▶ **What is being asked**
Find each line containing the string "title" and return it.

Figure collection entries
-*-*-

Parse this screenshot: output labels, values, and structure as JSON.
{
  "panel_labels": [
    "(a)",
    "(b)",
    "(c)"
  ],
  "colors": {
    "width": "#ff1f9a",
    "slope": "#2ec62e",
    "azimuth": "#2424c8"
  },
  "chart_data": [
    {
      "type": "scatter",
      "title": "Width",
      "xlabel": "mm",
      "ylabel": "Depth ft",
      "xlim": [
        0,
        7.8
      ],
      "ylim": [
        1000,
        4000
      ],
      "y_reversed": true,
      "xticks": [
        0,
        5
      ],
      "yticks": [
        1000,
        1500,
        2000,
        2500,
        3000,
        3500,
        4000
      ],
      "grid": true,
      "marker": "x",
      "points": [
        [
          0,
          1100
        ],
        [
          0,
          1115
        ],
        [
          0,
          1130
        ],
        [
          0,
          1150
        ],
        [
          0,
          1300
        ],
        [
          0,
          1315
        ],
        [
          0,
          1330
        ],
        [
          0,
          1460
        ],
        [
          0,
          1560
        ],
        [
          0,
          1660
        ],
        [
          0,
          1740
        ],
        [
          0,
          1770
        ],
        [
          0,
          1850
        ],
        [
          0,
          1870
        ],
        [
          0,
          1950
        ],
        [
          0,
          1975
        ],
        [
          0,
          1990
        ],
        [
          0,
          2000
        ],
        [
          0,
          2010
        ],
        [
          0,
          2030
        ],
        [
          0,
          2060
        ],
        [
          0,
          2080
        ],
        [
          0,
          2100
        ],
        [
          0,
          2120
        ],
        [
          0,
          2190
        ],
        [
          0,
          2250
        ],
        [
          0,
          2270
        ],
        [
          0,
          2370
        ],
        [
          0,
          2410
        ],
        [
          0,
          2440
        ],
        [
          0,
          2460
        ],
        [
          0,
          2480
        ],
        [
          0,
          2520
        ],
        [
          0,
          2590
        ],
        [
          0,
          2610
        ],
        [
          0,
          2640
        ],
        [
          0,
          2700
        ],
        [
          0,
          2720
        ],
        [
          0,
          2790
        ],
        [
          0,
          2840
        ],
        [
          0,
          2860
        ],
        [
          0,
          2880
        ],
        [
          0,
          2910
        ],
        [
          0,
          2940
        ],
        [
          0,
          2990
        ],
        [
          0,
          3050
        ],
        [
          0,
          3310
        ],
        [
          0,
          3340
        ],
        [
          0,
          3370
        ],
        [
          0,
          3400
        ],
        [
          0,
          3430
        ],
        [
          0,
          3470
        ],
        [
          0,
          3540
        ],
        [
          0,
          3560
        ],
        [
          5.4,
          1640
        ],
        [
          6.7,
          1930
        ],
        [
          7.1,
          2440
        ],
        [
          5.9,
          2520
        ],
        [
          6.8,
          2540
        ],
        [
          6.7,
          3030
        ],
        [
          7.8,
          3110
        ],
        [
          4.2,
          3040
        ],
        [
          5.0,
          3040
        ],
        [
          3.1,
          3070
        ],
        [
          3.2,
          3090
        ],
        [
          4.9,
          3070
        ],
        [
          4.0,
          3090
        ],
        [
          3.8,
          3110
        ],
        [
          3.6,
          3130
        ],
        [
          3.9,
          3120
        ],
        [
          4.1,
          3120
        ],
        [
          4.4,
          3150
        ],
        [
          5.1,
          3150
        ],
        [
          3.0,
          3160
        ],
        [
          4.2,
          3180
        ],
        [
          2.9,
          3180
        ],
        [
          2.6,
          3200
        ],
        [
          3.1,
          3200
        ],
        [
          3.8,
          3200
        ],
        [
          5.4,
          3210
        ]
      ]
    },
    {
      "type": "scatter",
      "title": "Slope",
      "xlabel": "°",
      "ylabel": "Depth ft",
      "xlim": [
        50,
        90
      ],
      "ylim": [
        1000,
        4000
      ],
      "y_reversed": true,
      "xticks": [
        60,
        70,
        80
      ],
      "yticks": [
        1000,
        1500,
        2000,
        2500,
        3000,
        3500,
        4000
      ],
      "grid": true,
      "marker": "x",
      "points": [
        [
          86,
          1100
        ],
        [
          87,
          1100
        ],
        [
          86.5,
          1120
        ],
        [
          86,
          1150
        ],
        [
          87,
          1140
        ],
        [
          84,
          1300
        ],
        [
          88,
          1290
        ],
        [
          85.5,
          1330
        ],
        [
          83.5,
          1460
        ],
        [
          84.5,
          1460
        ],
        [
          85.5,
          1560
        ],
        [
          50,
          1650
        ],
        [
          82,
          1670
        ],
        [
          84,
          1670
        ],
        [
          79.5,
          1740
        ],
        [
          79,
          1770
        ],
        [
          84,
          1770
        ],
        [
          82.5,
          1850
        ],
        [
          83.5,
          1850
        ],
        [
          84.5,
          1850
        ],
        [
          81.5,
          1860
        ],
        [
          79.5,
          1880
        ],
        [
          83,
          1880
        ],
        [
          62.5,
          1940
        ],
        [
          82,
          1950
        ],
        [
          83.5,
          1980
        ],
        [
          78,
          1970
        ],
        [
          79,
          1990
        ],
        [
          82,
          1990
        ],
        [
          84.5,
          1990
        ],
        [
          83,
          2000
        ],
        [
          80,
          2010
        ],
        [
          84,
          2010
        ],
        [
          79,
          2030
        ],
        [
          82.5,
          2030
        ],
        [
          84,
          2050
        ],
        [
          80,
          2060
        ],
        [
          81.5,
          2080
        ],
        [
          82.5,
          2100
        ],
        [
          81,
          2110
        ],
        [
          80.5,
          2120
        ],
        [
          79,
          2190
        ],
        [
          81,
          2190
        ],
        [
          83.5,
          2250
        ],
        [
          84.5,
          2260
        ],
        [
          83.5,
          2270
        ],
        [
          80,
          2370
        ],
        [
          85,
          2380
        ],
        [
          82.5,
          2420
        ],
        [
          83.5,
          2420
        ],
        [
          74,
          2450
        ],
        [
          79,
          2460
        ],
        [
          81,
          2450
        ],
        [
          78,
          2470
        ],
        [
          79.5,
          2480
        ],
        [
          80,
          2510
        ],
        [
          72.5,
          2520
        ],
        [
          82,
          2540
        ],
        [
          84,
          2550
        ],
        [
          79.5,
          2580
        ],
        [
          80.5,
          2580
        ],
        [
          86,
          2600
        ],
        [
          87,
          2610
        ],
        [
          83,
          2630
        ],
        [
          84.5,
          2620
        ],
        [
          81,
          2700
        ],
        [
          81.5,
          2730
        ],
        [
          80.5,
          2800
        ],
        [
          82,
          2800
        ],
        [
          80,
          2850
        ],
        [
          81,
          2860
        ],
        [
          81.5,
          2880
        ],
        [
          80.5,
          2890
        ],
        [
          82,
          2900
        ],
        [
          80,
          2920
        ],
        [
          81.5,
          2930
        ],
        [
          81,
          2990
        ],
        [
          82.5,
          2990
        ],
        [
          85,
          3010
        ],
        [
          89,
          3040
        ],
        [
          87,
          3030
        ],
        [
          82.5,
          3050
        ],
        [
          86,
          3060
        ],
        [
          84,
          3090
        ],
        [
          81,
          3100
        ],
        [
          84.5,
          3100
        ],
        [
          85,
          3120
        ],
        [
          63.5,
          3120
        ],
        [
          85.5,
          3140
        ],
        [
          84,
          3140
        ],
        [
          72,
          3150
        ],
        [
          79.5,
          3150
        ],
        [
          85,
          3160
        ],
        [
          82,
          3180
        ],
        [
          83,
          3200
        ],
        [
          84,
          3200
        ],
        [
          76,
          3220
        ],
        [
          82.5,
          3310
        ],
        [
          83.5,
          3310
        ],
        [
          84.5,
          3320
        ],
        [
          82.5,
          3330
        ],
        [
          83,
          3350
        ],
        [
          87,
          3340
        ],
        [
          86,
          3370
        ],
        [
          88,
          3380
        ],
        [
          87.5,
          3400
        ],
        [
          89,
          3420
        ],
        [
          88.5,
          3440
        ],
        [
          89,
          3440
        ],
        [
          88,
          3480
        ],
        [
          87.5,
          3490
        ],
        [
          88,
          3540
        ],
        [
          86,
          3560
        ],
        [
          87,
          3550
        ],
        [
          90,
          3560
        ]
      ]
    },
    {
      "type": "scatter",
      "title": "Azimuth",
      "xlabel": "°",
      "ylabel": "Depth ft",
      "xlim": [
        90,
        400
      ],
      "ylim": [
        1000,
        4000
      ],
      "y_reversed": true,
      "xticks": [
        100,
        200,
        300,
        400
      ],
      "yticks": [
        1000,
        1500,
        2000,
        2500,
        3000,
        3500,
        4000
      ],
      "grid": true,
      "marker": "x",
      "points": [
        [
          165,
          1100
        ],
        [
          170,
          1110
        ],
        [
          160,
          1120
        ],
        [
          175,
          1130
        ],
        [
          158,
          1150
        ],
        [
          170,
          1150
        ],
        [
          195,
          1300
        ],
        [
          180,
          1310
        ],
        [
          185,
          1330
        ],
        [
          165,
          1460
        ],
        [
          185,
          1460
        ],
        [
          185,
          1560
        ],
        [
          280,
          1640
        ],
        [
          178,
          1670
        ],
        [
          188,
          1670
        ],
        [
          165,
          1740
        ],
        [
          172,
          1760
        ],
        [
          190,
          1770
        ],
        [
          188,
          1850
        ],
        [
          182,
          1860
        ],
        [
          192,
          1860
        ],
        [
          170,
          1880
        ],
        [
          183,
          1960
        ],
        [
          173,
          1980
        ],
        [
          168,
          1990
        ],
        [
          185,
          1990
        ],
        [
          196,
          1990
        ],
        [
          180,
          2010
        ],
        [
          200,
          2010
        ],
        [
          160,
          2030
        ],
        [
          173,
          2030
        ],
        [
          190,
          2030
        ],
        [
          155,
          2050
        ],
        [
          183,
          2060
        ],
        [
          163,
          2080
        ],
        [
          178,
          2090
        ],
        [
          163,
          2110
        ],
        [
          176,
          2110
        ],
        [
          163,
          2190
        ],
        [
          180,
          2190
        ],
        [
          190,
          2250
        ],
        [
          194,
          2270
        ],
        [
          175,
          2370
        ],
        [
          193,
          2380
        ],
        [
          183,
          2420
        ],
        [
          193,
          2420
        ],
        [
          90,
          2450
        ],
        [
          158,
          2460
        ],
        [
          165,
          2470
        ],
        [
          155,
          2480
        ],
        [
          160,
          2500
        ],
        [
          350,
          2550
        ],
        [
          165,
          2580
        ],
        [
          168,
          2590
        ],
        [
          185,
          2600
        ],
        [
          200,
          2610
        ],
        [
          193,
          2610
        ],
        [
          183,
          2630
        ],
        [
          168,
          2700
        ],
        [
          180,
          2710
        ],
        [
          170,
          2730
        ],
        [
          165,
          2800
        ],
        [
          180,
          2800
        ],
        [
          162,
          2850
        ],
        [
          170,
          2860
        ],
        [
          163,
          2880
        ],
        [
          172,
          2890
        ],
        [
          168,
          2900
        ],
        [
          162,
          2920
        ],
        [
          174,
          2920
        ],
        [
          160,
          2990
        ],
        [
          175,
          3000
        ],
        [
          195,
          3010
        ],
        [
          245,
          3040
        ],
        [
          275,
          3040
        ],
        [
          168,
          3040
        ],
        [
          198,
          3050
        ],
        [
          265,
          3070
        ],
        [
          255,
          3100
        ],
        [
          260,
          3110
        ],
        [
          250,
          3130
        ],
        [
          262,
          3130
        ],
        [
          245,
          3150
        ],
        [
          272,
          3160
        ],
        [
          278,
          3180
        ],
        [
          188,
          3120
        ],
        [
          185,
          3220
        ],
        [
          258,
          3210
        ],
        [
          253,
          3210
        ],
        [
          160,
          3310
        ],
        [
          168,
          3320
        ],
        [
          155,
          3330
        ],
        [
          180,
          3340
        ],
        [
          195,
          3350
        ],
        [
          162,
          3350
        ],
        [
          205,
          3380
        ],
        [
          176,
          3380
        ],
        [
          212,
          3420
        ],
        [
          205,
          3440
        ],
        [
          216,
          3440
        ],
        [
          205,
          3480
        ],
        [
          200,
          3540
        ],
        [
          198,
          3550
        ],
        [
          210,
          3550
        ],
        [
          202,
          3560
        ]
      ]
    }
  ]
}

-*-*-

▶ **Reply**
      "title": "Width",
      "title": "Slope",
      "title": "Azimuth",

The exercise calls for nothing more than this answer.